• **提示文**:
"""

下痢とは?その原因と対策
下痢とは、水分が異常に多い便が1日に何度も排出される状態のことを指します。通常、腸内で適切な水分吸収が行われることで、正常な便が形成されます。しかし、腸の働きが乱れると、水分が十分に吸収されず、下痢が発生します。
下痢にはさまざまなタイプがあり、原因も異なります。本記事では、下痢の種類や原因、対策方法、そして下痢のときにおすすめの食材について詳しく解説します。
1. 下痢の種類と原因
① 感染症や食中毒による下痢
風邪などのウイルス感染症や食中毒、アレルギーが原因で下痢になることがあります。これらの場合、体内に入った異物を排出しようとして腸の水分分泌量が増え、下痢を引き起こします。感染性の下痢では、発熱や嘔吐を伴うことが多いです。

"""

• **作業依頼 A**: 提示文の「① 感染症や食中毒による下痢」の項で、下痢の原因として挙げられているものをすべて列挙せよ。
• **作業依頼 B**: 提示文では、感染性の下痢に伴うことが多い症状として何が挙げられているか。

• **提供データ**:
"""

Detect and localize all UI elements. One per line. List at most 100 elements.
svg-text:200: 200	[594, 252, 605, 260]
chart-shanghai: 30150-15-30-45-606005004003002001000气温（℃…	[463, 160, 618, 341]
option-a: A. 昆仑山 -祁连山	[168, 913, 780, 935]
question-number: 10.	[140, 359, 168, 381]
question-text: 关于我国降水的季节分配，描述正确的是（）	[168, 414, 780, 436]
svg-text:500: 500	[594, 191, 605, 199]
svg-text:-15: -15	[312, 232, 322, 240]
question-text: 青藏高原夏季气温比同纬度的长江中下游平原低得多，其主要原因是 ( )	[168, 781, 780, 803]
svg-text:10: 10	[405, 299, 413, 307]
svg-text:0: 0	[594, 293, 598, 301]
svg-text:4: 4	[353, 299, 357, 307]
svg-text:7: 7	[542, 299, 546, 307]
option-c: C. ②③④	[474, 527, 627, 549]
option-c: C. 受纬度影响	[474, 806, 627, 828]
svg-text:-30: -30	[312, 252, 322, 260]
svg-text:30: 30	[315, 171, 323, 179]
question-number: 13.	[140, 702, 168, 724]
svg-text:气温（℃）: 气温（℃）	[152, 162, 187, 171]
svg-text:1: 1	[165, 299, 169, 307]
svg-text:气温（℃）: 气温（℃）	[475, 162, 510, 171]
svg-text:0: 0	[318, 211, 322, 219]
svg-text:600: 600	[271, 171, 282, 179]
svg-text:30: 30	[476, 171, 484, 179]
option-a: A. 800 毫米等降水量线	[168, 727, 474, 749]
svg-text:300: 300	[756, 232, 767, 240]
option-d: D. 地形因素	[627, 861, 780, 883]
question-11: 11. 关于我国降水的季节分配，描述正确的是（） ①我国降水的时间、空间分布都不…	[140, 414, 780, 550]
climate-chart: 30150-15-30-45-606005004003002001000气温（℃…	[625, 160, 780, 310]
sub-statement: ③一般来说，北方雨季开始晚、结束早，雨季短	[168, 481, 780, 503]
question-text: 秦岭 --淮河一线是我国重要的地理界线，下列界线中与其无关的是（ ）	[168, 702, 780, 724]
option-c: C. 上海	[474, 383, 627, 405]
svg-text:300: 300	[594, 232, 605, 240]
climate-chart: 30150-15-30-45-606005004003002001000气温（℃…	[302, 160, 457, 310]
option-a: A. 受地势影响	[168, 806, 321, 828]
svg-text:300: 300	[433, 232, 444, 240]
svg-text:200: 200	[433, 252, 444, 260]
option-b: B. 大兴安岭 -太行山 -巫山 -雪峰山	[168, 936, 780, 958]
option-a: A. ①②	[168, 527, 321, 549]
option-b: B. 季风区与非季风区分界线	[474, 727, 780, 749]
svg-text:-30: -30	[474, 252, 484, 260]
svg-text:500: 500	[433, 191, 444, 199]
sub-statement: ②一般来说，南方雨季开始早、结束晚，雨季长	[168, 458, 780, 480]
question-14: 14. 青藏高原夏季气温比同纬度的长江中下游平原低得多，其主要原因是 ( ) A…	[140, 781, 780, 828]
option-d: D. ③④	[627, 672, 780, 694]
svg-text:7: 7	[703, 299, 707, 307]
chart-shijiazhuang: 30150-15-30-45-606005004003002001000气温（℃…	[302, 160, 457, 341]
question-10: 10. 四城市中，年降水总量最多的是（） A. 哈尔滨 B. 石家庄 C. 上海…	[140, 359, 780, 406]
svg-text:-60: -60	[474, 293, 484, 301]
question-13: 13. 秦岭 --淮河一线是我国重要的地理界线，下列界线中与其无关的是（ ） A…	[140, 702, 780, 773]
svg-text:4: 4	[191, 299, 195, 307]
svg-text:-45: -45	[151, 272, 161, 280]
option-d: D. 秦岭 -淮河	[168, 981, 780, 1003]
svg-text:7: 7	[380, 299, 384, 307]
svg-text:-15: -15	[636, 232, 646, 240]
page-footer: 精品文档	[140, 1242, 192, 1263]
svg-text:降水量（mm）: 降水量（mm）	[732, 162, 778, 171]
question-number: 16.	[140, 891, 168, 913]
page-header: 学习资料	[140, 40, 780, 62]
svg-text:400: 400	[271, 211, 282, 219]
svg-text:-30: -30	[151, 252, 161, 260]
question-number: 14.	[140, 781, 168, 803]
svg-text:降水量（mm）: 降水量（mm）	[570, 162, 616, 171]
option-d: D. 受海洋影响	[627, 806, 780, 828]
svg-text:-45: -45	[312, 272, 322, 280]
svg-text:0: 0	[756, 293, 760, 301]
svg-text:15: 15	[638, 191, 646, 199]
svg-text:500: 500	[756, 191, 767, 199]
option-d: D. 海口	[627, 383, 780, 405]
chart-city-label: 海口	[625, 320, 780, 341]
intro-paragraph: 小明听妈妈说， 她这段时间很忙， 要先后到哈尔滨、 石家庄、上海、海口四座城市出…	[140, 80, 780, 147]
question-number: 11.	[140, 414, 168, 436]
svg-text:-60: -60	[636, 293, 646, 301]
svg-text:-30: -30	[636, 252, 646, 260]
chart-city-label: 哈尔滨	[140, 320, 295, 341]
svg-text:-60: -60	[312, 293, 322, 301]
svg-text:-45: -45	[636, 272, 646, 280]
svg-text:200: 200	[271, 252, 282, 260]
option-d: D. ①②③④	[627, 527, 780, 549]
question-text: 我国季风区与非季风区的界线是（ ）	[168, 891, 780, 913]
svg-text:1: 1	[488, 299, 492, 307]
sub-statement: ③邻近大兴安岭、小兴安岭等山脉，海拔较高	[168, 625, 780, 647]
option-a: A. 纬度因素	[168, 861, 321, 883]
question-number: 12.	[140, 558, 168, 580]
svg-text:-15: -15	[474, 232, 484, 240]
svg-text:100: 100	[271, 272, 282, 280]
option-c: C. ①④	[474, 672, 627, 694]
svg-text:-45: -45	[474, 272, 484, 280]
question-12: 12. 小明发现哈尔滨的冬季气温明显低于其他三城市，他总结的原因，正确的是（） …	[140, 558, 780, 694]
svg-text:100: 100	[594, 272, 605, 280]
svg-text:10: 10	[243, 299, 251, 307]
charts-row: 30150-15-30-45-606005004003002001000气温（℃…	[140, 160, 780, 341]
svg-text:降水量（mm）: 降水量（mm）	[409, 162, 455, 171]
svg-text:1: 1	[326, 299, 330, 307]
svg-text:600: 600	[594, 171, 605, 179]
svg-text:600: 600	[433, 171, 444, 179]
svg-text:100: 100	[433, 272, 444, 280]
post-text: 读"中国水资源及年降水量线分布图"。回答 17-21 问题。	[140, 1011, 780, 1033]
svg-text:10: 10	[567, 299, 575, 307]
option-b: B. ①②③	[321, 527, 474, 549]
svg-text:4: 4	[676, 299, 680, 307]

"""

• **解答例 A**: ウイルス感染症（風邪など）、食中毒、アレルギー

• **解答例 B**: 発熱や嘔吐